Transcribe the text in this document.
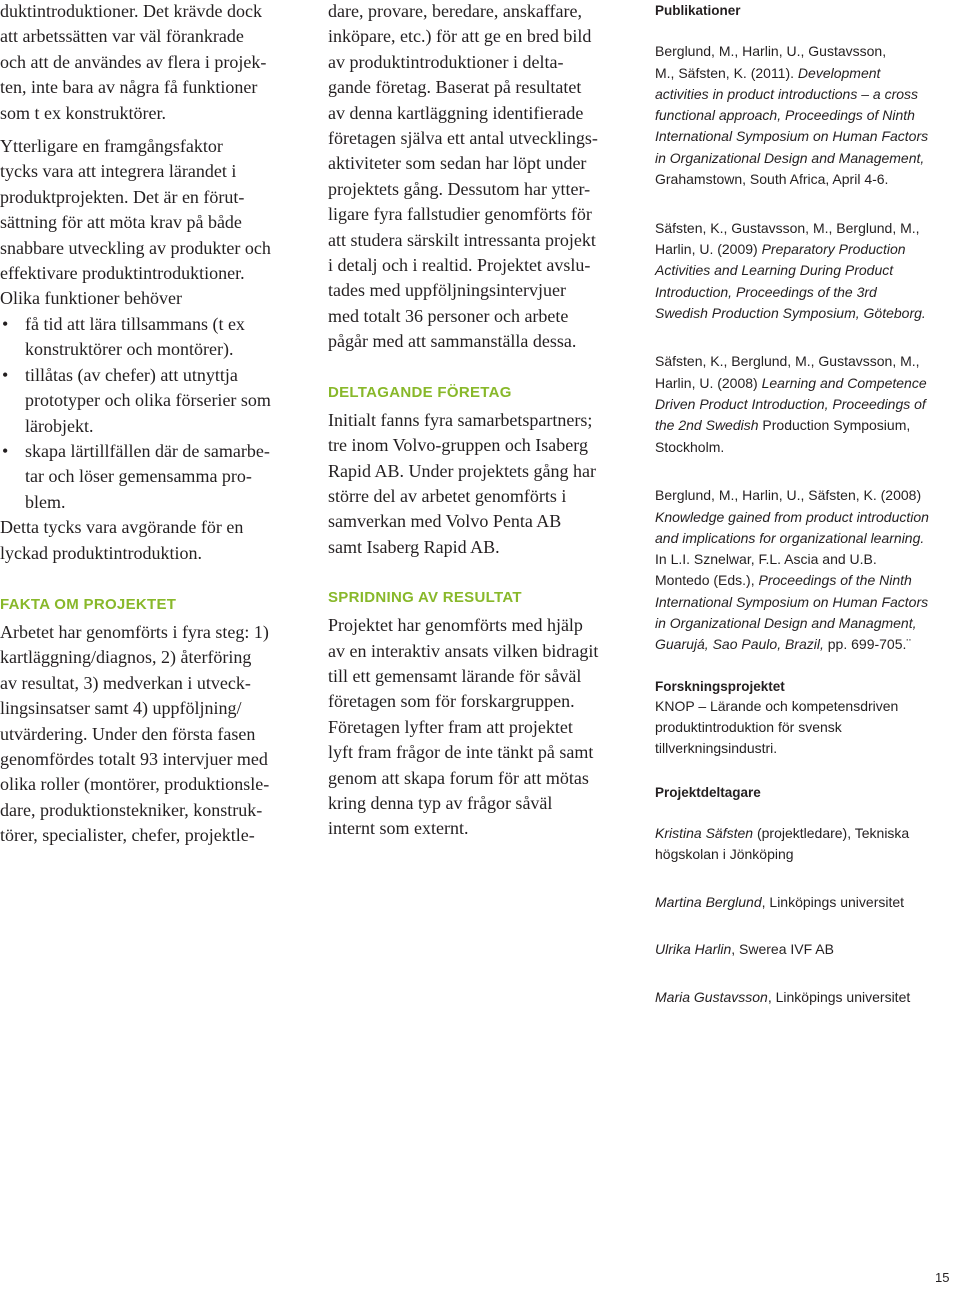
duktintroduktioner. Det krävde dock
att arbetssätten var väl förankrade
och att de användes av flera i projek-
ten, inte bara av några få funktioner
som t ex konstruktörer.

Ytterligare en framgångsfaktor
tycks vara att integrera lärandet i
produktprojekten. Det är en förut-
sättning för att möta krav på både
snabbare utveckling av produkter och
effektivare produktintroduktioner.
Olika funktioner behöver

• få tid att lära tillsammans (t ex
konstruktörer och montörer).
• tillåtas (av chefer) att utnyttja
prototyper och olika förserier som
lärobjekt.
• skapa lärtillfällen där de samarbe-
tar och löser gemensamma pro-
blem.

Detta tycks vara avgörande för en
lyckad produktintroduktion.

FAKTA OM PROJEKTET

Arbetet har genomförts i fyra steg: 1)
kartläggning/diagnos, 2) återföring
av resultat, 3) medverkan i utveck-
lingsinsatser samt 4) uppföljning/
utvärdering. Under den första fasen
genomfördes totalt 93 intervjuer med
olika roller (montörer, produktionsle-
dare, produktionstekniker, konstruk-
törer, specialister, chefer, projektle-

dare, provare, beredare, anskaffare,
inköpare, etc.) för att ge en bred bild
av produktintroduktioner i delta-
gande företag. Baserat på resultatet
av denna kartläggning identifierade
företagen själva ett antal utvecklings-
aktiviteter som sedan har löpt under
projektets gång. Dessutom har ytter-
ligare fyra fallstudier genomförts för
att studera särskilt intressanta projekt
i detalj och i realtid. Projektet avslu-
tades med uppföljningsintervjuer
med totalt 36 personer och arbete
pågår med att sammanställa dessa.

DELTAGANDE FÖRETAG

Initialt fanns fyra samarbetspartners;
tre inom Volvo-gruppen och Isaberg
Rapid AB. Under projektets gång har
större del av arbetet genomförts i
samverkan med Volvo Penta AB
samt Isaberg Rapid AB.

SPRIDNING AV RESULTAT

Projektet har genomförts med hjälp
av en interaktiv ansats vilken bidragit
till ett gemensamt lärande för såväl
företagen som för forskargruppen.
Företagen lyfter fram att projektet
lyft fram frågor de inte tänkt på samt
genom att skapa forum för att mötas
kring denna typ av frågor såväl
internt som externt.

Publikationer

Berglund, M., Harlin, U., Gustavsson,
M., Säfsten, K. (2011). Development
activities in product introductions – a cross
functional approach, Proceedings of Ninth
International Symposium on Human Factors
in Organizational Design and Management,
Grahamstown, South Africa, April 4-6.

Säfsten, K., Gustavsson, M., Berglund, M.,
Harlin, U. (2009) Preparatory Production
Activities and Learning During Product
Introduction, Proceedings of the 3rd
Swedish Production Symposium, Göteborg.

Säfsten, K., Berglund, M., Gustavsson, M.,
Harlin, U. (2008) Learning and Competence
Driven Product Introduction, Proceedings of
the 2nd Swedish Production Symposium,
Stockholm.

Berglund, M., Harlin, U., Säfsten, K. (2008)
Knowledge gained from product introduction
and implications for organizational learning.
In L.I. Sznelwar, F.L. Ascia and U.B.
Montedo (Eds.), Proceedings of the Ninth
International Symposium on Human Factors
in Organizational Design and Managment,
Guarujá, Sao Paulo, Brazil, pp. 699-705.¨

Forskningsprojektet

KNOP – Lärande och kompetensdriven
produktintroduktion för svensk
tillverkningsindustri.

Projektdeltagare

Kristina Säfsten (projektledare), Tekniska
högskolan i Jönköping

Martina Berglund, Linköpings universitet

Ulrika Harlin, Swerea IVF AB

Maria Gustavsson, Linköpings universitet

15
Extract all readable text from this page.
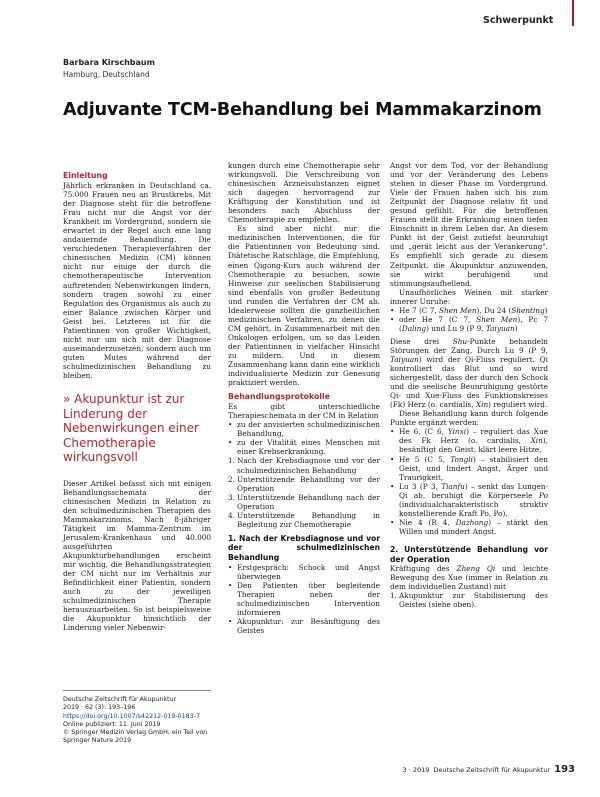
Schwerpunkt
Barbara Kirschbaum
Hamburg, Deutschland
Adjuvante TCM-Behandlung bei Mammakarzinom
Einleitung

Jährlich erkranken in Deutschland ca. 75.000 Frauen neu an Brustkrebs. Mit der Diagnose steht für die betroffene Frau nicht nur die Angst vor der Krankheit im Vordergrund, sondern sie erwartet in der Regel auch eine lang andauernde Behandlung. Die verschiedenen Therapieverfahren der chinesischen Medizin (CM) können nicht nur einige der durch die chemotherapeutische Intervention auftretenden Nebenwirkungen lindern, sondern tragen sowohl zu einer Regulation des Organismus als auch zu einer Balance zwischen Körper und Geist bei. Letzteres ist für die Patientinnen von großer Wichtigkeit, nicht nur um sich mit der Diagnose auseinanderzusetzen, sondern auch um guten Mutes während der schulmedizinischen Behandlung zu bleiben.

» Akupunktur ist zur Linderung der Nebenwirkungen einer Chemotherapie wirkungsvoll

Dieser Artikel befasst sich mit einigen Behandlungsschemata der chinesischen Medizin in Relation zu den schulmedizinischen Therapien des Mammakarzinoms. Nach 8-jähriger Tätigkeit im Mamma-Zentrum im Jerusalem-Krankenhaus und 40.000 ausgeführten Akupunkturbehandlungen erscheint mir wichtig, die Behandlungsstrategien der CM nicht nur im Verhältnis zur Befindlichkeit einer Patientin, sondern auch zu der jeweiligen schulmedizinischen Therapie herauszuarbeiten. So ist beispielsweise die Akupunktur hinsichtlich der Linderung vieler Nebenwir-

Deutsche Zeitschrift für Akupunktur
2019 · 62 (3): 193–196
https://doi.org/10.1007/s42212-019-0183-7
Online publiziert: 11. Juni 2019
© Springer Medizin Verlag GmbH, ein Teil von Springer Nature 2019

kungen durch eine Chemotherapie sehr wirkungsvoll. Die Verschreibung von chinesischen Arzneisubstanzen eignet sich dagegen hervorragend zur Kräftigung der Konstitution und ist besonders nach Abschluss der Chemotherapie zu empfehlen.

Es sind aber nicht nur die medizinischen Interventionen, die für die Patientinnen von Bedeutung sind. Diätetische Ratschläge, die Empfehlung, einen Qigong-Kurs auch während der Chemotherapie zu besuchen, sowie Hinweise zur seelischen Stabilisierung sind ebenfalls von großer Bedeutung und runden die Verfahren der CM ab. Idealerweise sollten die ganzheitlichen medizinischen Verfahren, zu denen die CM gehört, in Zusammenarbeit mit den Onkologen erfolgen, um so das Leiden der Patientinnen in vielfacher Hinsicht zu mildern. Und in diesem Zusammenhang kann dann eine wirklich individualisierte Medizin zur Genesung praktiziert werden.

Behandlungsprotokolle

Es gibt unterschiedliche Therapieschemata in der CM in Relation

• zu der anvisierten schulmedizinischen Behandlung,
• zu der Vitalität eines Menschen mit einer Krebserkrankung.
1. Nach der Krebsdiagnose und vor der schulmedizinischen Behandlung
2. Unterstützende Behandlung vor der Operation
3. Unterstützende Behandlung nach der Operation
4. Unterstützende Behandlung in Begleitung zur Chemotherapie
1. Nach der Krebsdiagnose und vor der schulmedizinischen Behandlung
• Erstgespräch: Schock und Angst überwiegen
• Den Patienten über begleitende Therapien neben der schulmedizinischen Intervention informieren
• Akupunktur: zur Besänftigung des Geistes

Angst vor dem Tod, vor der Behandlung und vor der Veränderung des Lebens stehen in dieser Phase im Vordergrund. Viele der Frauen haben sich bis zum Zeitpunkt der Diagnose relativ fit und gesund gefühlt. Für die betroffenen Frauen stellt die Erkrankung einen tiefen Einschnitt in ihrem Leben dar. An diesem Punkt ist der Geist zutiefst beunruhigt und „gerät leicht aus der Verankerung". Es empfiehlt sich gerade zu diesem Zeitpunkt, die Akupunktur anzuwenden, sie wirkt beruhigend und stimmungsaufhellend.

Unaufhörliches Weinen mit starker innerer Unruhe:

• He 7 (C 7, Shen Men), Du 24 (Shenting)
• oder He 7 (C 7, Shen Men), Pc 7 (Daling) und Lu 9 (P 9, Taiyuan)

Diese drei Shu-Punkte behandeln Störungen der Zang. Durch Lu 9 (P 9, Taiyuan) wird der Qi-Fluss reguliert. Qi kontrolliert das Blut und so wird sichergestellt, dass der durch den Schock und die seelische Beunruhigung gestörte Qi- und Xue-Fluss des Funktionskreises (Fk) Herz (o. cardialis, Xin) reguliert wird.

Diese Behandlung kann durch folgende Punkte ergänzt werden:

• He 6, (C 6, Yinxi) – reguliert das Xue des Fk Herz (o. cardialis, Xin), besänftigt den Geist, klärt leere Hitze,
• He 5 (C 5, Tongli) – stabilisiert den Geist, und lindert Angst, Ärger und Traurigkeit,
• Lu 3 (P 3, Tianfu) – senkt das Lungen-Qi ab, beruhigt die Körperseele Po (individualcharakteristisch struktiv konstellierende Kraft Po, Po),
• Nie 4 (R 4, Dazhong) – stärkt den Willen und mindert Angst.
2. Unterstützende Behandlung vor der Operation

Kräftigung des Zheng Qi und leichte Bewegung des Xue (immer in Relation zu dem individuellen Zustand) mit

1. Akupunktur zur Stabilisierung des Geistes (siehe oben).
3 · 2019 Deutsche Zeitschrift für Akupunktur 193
****
For the entries above, say how many lines contain the word "Unterstützende", giving the number alone.

- Response box
4